PROBLEM DESCRIPTION - Find every line containing the word "marker" in the records below; report only how many there are.
--- Start of RECORDS FOR THE TASK ---
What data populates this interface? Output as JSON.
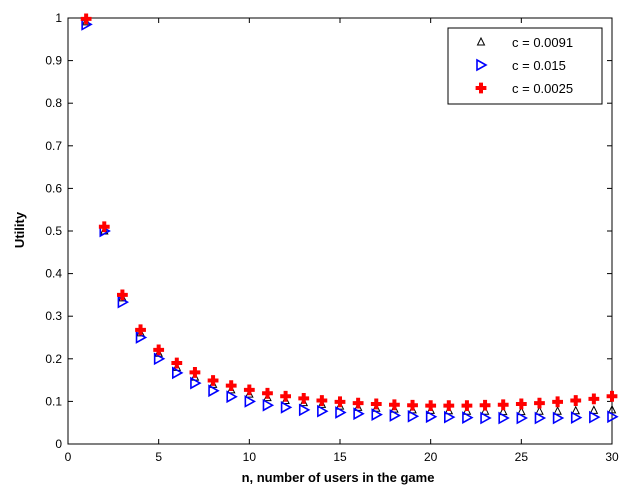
{
  "chart_data": {
    "type": "scatter",
    "title": "",
    "xlabel": "n, number of users in the game",
    "ylabel": "Utility",
    "xlim": [
      0,
      30
    ],
    "ylim": [
      0,
      1
    ],
    "xticks": [
      "0",
      "5",
      "10",
      "15",
      "20",
      "25",
      "30"
    ],
    "yticks": [
      "0",
      "0.1",
      "0.2",
      "0.3",
      "0.4",
      "0.5",
      "0.6",
      "0.7",
      "0.8",
      "0.9",
      "1"
    ],
    "grid": false,
    "legend_position": "top-right",
    "x": [
      1,
      2,
      3,
      4,
      5,
      6,
      7,
      8,
      9,
      10,
      11,
      12,
      13,
      14,
      15,
      16,
      17,
      18,
      19,
      20,
      21,
      22,
      23,
      24,
      25,
      26,
      27,
      28,
      29,
      30
    ],
    "series": [
      {
        "name": "c = 0.0091",
        "marker": "triangle-up",
        "color": "#000000",
        "values": [
          0.991,
          0.5,
          0.343,
          0.261,
          0.213,
          0.18,
          0.157,
          0.14,
          0.127,
          0.117,
          0.109,
          0.102,
          0.097,
          0.093,
          0.089,
          0.086,
          0.084,
          0.082,
          0.08,
          0.079,
          0.078,
          0.077,
          0.077,
          0.076,
          0.076,
          0.077,
          0.077,
          0.078,
          0.079,
          0.08
        ]
      },
      {
        "name": "c = 0.015",
        "marker": "triangle-right",
        "color": "#0000ff",
        "values": [
          0.985,
          0.5,
          0.333,
          0.25,
          0.2,
          0.167,
          0.143,
          0.125,
          0.111,
          0.1,
          0.091,
          0.086,
          0.08,
          0.077,
          0.074,
          0.071,
          0.069,
          0.067,
          0.065,
          0.064,
          0.063,
          0.062,
          0.061,
          0.061,
          0.061,
          0.061,
          0.061,
          0.062,
          0.063,
          0.064
        ]
      },
      {
        "name": "c = 0.0025",
        "marker": "plus-filled",
        "color": "#ff0000",
        "values": [
          0.998,
          0.51,
          0.35,
          0.268,
          0.221,
          0.19,
          0.168,
          0.149,
          0.137,
          0.127,
          0.119,
          0.112,
          0.107,
          0.102,
          0.099,
          0.096,
          0.094,
          0.092,
          0.091,
          0.09,
          0.09,
          0.09,
          0.091,
          0.092,
          0.094,
          0.096,
          0.099,
          0.102,
          0.106,
          0.112
        ]
      }
    ]
  }
}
--- End of RECORDS FOR THE TASK ---
THE REPLY - 3